■ **A block of data**
####################
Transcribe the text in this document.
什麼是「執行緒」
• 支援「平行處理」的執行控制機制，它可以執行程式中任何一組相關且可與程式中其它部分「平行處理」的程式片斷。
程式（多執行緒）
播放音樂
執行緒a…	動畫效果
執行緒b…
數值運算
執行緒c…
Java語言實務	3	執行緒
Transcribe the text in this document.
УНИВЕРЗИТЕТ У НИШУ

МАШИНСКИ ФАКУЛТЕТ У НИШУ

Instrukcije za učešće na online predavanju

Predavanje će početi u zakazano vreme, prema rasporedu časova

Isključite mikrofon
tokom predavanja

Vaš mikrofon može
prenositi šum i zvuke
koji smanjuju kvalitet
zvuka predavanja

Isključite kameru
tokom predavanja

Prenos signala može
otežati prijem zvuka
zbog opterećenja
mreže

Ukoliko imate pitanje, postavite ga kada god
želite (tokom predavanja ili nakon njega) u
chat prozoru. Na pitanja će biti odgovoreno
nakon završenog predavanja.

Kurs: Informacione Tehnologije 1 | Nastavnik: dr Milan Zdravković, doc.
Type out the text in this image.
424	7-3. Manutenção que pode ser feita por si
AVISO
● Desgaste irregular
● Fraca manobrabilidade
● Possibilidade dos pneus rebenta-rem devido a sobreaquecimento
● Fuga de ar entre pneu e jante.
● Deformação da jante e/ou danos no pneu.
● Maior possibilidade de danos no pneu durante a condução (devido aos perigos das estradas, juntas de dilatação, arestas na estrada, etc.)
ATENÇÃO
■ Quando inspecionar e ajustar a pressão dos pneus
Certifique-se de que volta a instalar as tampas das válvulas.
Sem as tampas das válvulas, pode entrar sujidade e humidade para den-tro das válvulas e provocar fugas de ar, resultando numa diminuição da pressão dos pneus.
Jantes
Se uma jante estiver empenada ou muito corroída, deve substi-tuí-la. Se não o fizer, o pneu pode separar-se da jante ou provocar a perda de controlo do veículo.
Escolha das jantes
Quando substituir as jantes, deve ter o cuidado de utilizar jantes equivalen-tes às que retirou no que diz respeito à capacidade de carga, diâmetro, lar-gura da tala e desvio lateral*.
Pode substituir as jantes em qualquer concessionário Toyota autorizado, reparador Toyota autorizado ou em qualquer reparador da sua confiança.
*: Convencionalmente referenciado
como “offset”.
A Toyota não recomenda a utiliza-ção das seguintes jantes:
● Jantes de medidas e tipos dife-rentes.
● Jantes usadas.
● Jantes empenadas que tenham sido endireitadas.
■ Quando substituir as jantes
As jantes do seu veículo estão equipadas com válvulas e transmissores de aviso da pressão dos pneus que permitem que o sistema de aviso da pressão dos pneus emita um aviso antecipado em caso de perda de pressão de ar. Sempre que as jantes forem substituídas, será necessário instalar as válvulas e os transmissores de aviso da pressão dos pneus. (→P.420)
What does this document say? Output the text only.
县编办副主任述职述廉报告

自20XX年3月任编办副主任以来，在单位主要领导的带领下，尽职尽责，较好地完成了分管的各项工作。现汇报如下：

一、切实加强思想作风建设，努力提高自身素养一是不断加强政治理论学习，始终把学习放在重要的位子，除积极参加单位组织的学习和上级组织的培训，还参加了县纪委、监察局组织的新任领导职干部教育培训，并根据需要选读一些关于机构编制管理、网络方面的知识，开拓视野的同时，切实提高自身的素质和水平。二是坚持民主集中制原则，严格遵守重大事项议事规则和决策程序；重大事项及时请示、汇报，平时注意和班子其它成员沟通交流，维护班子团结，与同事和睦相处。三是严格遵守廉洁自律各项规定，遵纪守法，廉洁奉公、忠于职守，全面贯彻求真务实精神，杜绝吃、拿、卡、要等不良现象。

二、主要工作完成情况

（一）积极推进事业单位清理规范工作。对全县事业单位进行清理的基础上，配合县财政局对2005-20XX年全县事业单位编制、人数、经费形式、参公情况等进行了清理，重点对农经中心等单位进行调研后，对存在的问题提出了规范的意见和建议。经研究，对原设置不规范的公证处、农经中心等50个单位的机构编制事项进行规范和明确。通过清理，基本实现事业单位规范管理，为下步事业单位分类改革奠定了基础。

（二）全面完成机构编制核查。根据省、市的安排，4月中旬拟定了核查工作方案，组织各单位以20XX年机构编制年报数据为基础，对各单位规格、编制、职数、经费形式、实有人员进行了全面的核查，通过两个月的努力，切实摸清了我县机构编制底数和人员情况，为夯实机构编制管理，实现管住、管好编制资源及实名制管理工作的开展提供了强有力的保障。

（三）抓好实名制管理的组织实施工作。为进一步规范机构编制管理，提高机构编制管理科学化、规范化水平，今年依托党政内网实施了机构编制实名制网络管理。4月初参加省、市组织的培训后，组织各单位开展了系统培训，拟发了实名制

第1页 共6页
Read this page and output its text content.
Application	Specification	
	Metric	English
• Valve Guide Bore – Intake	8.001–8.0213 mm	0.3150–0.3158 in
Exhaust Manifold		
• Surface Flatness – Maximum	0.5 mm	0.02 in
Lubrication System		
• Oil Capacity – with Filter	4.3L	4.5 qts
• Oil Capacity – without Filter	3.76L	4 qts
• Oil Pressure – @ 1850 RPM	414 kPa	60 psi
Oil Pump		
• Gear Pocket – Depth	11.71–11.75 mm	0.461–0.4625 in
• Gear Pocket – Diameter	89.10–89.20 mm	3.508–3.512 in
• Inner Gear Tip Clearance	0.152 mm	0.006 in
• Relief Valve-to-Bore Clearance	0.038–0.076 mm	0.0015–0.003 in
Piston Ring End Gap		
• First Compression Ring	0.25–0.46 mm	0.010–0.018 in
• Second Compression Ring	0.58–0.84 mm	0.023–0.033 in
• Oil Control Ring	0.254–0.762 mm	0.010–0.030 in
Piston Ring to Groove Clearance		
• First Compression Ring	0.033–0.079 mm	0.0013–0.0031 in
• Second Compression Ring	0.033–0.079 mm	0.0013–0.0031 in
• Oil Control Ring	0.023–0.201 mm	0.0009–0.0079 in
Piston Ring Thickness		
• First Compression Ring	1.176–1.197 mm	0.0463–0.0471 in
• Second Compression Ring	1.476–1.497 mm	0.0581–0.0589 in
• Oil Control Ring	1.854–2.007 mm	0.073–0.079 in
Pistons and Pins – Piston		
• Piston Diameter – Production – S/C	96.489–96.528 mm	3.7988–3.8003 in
####################
■ **THE REQUEST**
In the records above, find each line with the word "Pocket" and copy it.

■ **WRITTEN REPLY**
• Gear Pocket – Depth	11.71–11.75 mm	0.461–0.4625 in
• Gear Pocket – Diameter	89.10–89.20 mm	3.508–3.512 in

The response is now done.